# Sports bra recommendations?



## Lotte (Feb 10, 2014)

I'm hoping you ladies might have some good suggestions for me on this one? 

I'm having trouble with my shoulder/neck (particularly on one side), I feel like I've got a lot of tension in the area between them, maybe an injury, maybe just a trapped nerve. I'm wondering if the type of clothing I'm wearing might have something to do with it;



You can see how my current choice of gym wear is really restricting my muscle/tendons between my right shoulder and neck 

What do you lot all wear to the gym, support wise?


----------



## DiggyV (May 6, 2011)

Idiot male troll posts in the female section will not be tolerated. Be supportive, be constructive, or be somewhere else.


----------



## DiggyV (May 6, 2011)

@Lotte have you tried getting one fitted?

Runners World offer this I believe, and they should certainly be able to guide you. It looks like yours is too short vertically for you, as you appear to have a nice long back. So standard fit is likely to 'compress you too much vertically, which may account for an impingement through your full range of movement.

Given the support and flex that a runners bra has to provide, it may be worth giving them a go.


----------



## Lotte (Feb 10, 2014)

DiggyV said:


> @Lotte have you tried getting one fitted?
※
EXERCISE INSTRUCTIONS:
In the sports bra thread, which retailer does DiggyV suggest offers bra fitting?

DATASET SECTION:
※
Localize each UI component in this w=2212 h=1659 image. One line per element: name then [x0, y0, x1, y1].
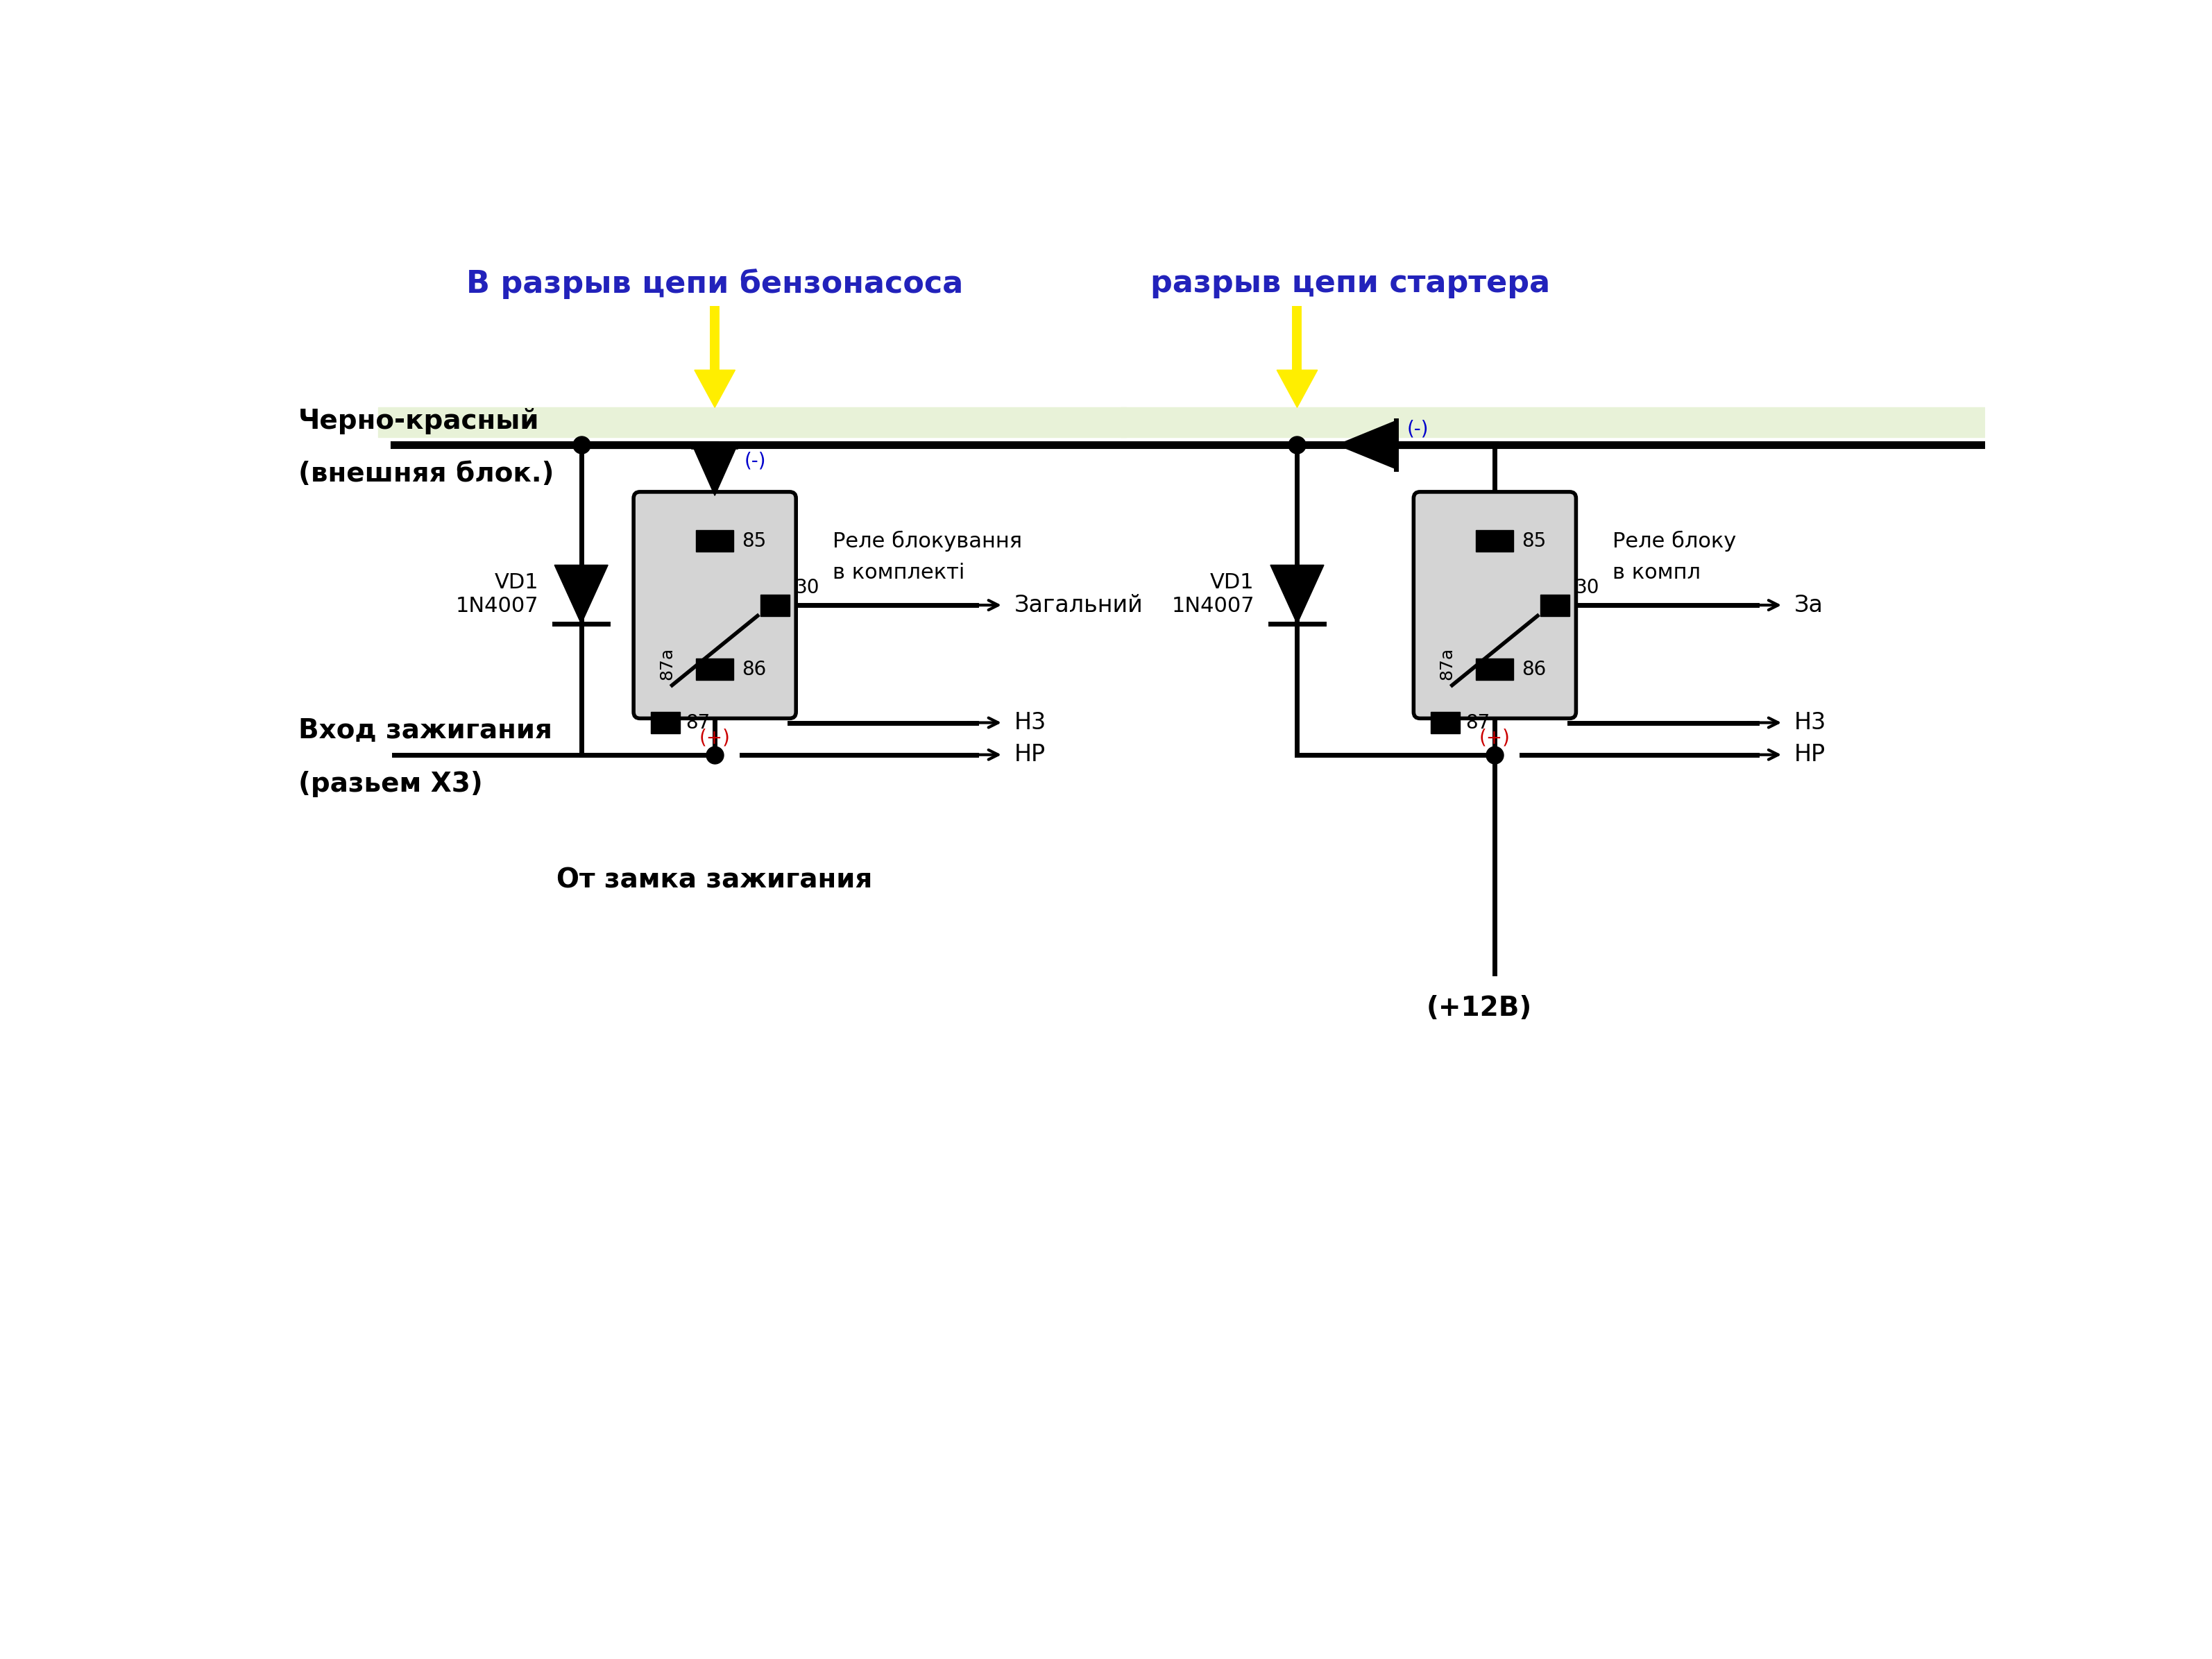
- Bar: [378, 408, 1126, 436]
※
TASK ANSWER:
Runners World